Make an exact copy of all the entries, with the pictures left out.

Dataset items:
'''
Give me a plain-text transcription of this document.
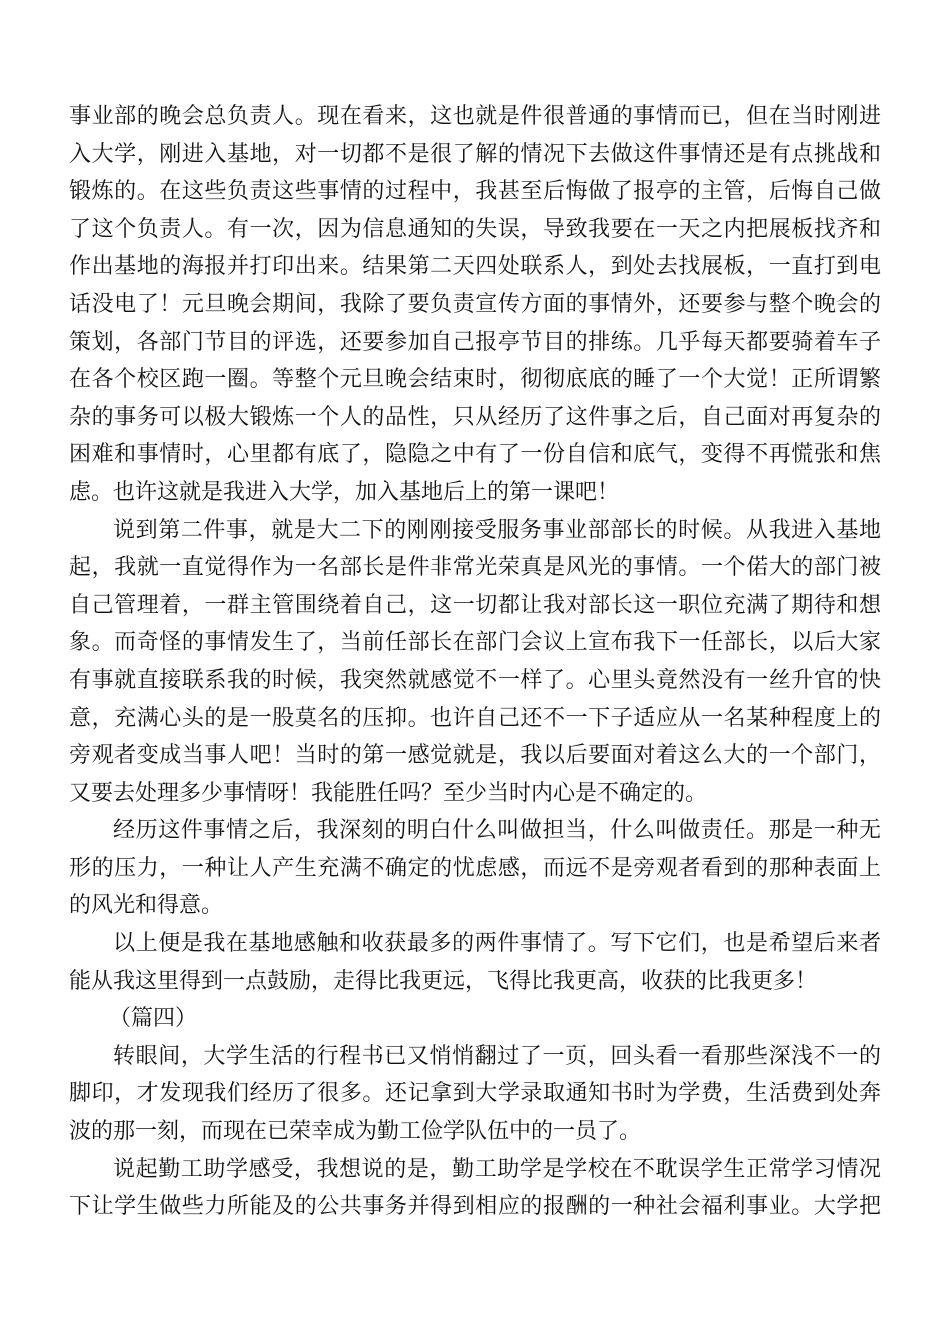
事业部的晚会总负责人。现在看来，这也就是件很普通的事情而已，但在当时刚进
入大学，刚进入基地，对一切都不是很了解的情况下去做这件事情还是有点挑战和
锻炼的。在这些负责这些事情的过程中，我甚至后悔做了报亭的主管，后悔自己做
了这个负责人。有一次，因为信息通知的失误，导致我要在一天之内把展板找齐和
作出基地的海报并打印出来。结果第二天四处联系人，到处去找展板，一直打到电
话没电了！元旦晚会期间，我除了要负责宣传方面的事情外，还要参与整个晚会的
策划，各部门节目的评选，还要参加自己报亭节目的排练。几乎每天都要骑着车子
在各个校区跑一圈。等整个元旦晚会结束时，彻彻底底的睡了一个大觉！正所谓繁
杂的事务可以极大锻炼一个人的品性，只从经历了这件事之后，自己面对再复杂的
困难和事情时，心里都有底了，隐隐之中有了一份自信和底气，变得不再慌张和焦
虑。也许这就是我进入大学，加入基地后上的第一课吧！
说到第二件事，就是大二下的刚刚接受服务事业部部长的时候。从我进入基地
起，我就一直觉得作为一名部长是件非常光荣真是风光的事情。一个偌大的部门被
自己管理着，一群主管围绕着自己，这一切都让我对部长这一职位充满了期待和想
象。而奇怪的事情发生了，当前任部长在部门会议上宣布我下一任部长，以后大家
有事就直接联系我的时候，我突然就感觉不一样了。心里头竟然没有一丝升官的快
意，充满心头的是一股莫名的压抑。也许自己还不一下子适应从一名某种程度上的
旁观者变成当事人吧！当时的第一感觉就是，我以后要面对着这么大的一个部门，
又要去处理多少事情呀！我能胜任吗？至少当时内心是不确定的。
经历这件事情之后，我深刻的明白什么叫做担当，什么叫做责任。那是一种无
形的压力，一种让人产生充满不确定的忧虑感，而远不是旁观者看到的那种表面上
的风光和得意。
以上便是我在基地感触和收获最多的两件事情了。写下它们，也是希望后来者
能从我这里得到一点鼓励，走得比我更远，飞得比我更高，收获的比我更多！
（篇四）
转眼间，大学生活的行程书已又悄悄翻过了一页，回头看一看那些深浅不一的
脚印，才发现我们经历了很多。还记拿到大学录取通知书时为学费，生活费到处奔
波的那一刻，而现在已荣幸成为勤工俭学队伍中的一员了。
说起勤工助学感受，我想说的是，勤工助学是学校在不耽误学生正常学习情况
下让学生做些力所能及的公共事务并得到相应的报酬的一种社会福利事业。大学把
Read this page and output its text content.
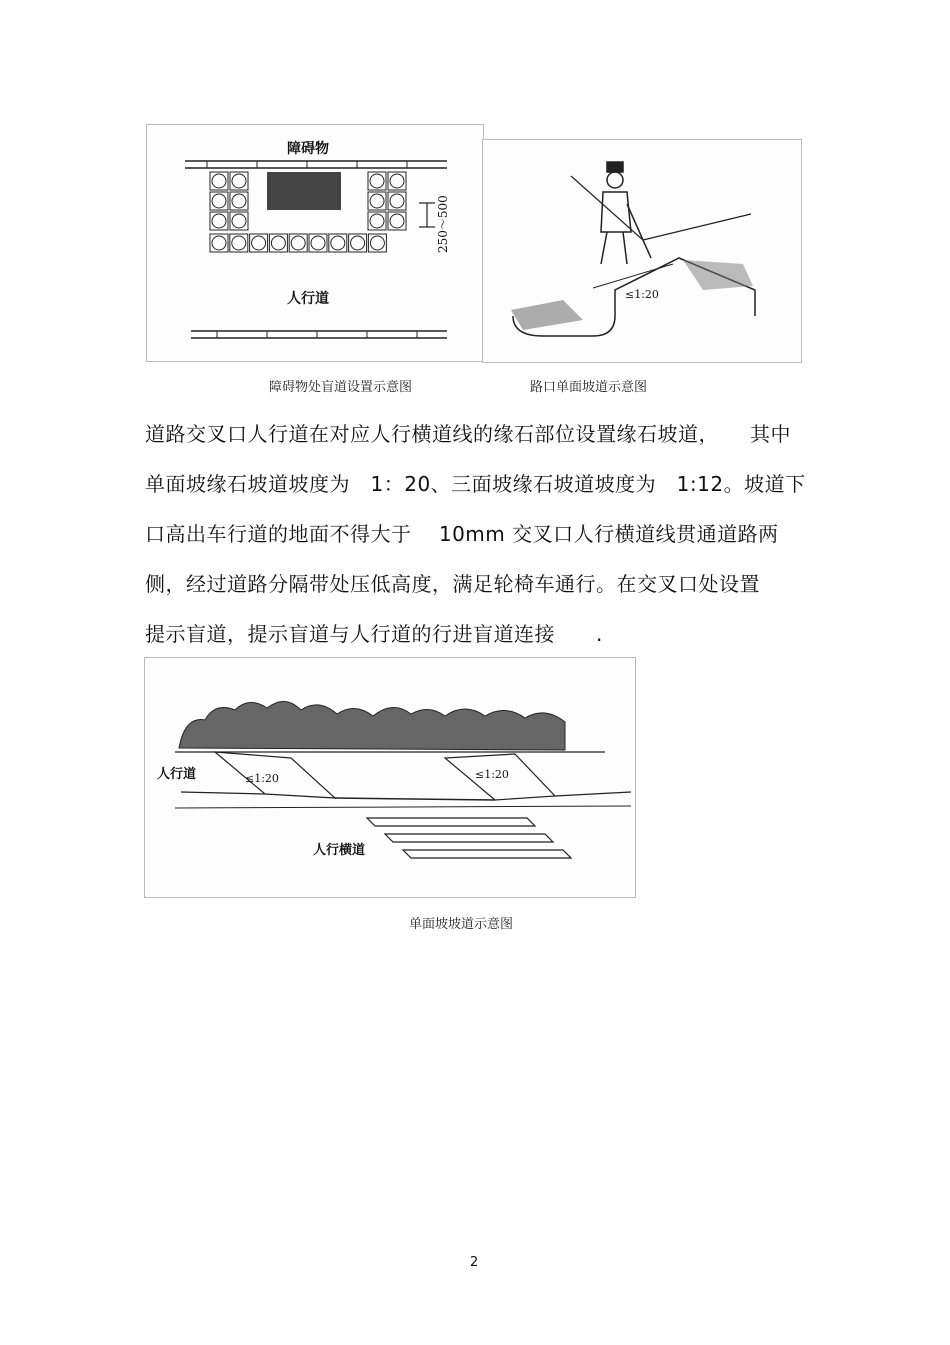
250～500
障碍物
人行道	≤1:20
障碍物处盲道设置示意图	路口单面坡道示意图
道路交叉口人行道在对应人行横道线的缘石部位设置缘石坡道，　　其中
单面坡缘石坡道坡度为　1：20、三面坡缘石坡道坡度为　1:12。坡道下
口高出车行道的地面不得大于　 10mm 交叉口人行横道线贯通道路两
侧，经过道路分隔带处压低高度，满足轮椅车通行。在交叉口处设置
提示盲道，提示盲道与人行道的行进盲道连接　　.
人行道	≤1:20	≤1:20
人行横道
单面坡坡道示意图
2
'''
SOLUTION TO THE EXERCISE —
Give me a plain-text transcription of this document.
事业部的晚会总负责人。现在看来，这也就是件很普通的事情而已，但在当时刚进
入大学，刚进入基地，对一切都不是很了解的情况下去做这件事情还是有点挑战和
锻炼的。在这些负责这些事情的过程中，我甚至后悔做了报亭的主管，后悔自己做
了这个负责人。有一次，因为信息通知的失误，导致我要在一天之内把展板找齐和
作出基地的海报并打印出来。结果第二天四处联系人，到处去找展板，一直打到电
话没电了！元旦晚会期间，我除了要负责宣传方面的事情外，还要参与整个晚会的
策划，各部门节目的评选，还要参加自己报亭节目的排练。几乎每天都要骑着车子
在各个校区跑一圈。等整个元旦晚会结束时，彻彻底底的睡了一个大觉！正所谓繁
杂的事务可以极大锻炼一个人的品性，只从经历了这件事之后，自己面对再复杂的
困难和事情时，心里都有底了，隐隐之中有了一份自信和底气，变得不再慌张和焦
虑。也许这就是我进入大学，加入基地后上的第一课吧！
说到第二件事，就是大二下的刚刚接受服务事业部部长的时候。从我进入基地
起，我就一直觉得作为一名部长是件非常光荣真是风光的事情。一个偌大的部门被
自己管理着，一群主管围绕着自己，这一切都让我对部长这一职位充满了期待和想
象。而奇怪的事情发生了，当前任部长在部门会议上宣布我下一任部长，以后大家
有事就直接联系我的时候，我突然就感觉不一样了。心里头竟然没有一丝升官的快
意，充满心头的是一股莫名的压抑。也许自己还不一下子适应从一名某种程度上的
旁观者变成当事人吧！当时的第一感觉就是，我以后要面对着这么大的一个部门，
又要去处理多少事情呀！我能胜任吗？至少当时内心是不确定的。
经历这件事情之后，我深刻的明白什么叫做担当，什么叫做责任。那是一种无
形的压力，一种让人产生充满不确定的忧虑感，而远不是旁观者看到的那种表面上
的风光和得意。
以上便是我在基地感触和收获最多的两件事情了。写下它们，也是希望后来者
能从我这里得到一点鼓励，走得比我更远，飞得比我更高，收获的比我更多！
（篇四）
转眼间，大学生活的行程书已又悄悄翻过了一页，回头看一看那些深浅不一的
脚印，才发现我们经历了很多。还记拿到大学录取通知书时为学费，生活费到处奔
波的那一刻，而现在已荣幸成为勤工俭学队伍中的一员了。
说起勤工助学感受，我想说的是，勤工助学是学校在不耽误学生正常学习情况
下让学生做些力所能及的公共事务并得到相应的报酬的一种社会福利事业。大学把
Read this page and output its text content.
250～500
障碍物
人行道	≤1:20
障碍物处盲道设置示意图	路口单面坡道示意图
道路交叉口人行道在对应人行横道线的缘石部位设置缘石坡道，　　其中
单面坡缘石坡道坡度为　1：20、三面坡缘石坡道坡度为　1:12。坡道下
口高出车行道的地面不得大于　 10mm 交叉口人行横道线贯通道路两
侧，经过道路分隔带处压低高度，满足轮椅车通行。在交叉口处设置
提示盲道，提示盲道与人行道的行进盲道连接　　.
人行道	≤1:20	≤1:20
人行横道
单面坡坡道示意图
2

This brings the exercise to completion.